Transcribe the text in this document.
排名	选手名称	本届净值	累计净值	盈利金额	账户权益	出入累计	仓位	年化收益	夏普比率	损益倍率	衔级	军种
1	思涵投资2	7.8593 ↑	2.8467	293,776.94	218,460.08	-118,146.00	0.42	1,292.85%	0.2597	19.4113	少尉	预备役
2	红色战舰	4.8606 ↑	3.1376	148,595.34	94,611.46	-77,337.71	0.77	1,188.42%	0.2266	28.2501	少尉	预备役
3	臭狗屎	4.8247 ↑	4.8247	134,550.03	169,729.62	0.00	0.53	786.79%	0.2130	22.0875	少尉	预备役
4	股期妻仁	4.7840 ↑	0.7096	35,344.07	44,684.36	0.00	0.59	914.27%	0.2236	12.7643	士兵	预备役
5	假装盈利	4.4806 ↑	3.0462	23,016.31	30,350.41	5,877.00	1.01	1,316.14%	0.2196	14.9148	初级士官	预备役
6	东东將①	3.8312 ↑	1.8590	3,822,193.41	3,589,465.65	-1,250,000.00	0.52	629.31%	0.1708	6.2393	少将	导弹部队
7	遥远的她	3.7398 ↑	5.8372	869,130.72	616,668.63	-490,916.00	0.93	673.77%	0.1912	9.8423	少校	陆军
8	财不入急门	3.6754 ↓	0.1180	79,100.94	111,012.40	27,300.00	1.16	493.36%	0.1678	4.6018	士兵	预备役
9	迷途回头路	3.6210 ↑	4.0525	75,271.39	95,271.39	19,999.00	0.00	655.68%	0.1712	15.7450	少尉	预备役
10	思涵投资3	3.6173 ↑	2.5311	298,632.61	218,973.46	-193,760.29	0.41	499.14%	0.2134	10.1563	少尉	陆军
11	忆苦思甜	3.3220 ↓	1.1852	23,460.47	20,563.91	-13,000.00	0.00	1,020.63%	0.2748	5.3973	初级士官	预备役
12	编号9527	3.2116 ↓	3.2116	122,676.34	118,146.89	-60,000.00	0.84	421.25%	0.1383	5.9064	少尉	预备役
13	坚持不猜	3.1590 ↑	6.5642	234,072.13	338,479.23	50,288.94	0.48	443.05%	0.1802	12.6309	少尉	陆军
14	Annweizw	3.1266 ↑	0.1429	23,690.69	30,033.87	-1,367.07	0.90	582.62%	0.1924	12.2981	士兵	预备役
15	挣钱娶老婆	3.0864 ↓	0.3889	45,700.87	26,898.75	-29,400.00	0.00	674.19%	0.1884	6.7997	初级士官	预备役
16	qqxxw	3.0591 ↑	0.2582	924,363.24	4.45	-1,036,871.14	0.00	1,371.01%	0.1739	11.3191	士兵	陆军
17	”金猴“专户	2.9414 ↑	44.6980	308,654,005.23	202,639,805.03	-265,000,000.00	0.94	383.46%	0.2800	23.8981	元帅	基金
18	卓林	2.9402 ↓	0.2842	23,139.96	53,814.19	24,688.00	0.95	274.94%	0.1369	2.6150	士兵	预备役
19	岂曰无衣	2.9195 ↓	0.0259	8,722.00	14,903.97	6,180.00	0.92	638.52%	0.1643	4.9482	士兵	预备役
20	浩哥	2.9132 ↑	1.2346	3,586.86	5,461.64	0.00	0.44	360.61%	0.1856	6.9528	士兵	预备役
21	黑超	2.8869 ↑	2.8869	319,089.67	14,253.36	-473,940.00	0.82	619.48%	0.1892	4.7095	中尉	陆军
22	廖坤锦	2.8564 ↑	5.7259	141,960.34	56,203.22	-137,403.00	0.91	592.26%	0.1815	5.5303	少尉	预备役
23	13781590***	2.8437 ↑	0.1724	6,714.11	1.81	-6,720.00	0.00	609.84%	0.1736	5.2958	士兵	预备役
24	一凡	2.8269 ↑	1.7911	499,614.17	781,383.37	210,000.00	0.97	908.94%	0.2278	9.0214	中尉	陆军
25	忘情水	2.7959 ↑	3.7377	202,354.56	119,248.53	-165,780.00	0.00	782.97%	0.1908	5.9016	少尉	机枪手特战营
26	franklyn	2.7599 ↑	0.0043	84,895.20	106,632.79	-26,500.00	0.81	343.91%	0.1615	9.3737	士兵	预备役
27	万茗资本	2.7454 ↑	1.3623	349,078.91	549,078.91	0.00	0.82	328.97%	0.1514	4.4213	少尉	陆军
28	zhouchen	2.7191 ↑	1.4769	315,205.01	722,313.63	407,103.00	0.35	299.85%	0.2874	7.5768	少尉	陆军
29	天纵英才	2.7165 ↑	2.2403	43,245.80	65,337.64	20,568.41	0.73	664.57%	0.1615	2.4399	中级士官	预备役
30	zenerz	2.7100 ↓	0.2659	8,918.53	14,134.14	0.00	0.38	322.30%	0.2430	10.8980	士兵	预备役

=====

**Prompt:** Determine the number of lines where the string "初级士官" occurs, and give that number only.

**Written answer:** 3